>>>>>
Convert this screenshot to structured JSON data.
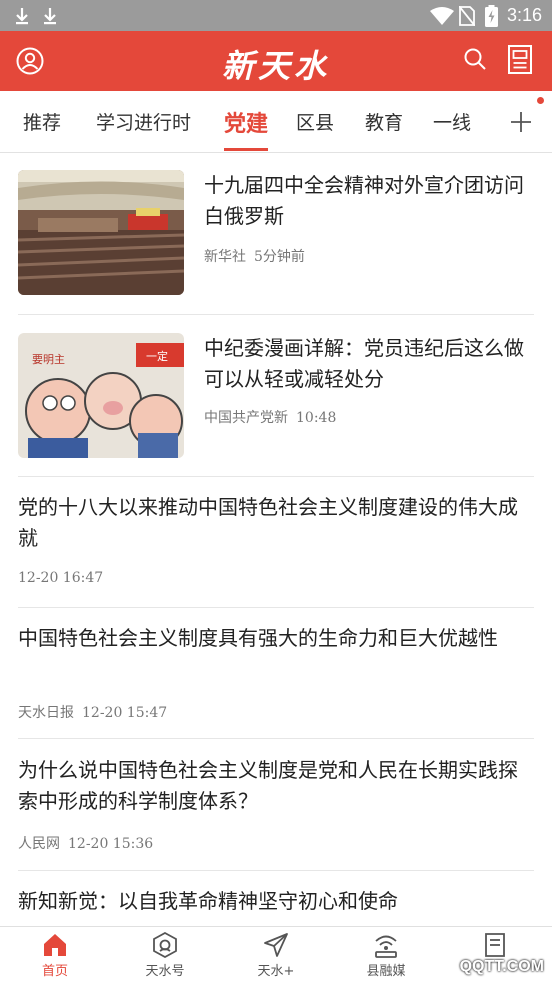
{
  "status_bar": {
    "time": "3:16"
  },
  "app_bar": {
    "logo": "新天水"
  },
  "tabs": [
    {
      "label": "推荐"
    },
    {
      "label": "学习进行时"
    },
    {
      "label": "党建"
    },
    {
      "label": "区县"
    },
    {
      "label": "教育"
    },
    {
      "label": "一线"
    }
  ],
  "news": [
    {
      "title": "十九届四中全会精神对外宣介团访问白俄罗斯",
      "source": "新华社",
      "time": "5分钟前"
    },
    {
      "title": "中纪委漫画详解：党员违纪后这么做可以从轻或减轻处分",
      "source": "中国共产党新",
      "time": "10:48",
      "thumb_text_1": "要明主",
      "thumb_text_2": "一定"
    },
    {
      "title": "党的十八大以来推动中国特色社会主义制度建设的伟大成就",
      "source": "",
      "time": "12-20  16:47"
    },
    {
      "title": "中国特色社会主义制度具有强大的生命力和巨大优越性",
      "source": "天水日报",
      "time": "12-20  15:47"
    },
    {
      "title": "为什么说中国特色社会主义制度是党和人民在长期实践探索中形成的科学制度体系？",
      "source": "人民网",
      "time": "12-20  15:36"
    },
    {
      "title": "新知新觉：以自我革命精神坚守初心和使命"
    }
  ],
  "bottom_nav": [
    {
      "label": "首页",
      "icon": "home-icon"
    },
    {
      "label": "天水号",
      "icon": "account-icon"
    },
    {
      "label": "天水+",
      "icon": "send-icon"
    },
    {
      "label": "县融媒",
      "icon": "broadcast-icon"
    },
    {
      "label": "",
      "icon": "newspaper-icon"
    }
  ],
  "watermark": "QQTT.COM",
  "colors": {
    "brand": "#e4483a",
    "status_bar": "#9b9b9b"
  }
}
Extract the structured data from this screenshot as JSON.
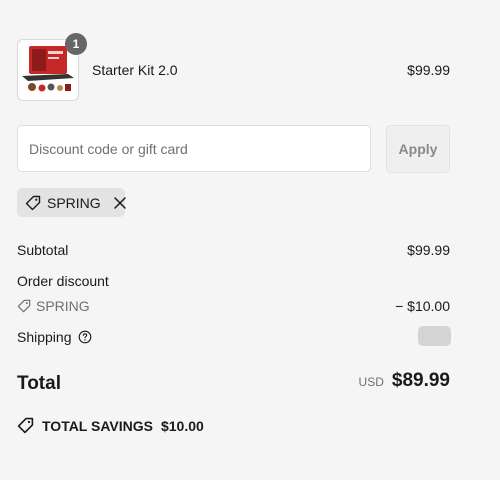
<<<<<
• _JOB_
Using the records above, find and show each line with the string "icon".

• _PROBLEM SOLUTION_
      "icon": "home-icon"
      "icon": "account-icon"
      "icon": "send-icon"
      "icon": "broadcast-icon"
      "icon": "newspaper-icon"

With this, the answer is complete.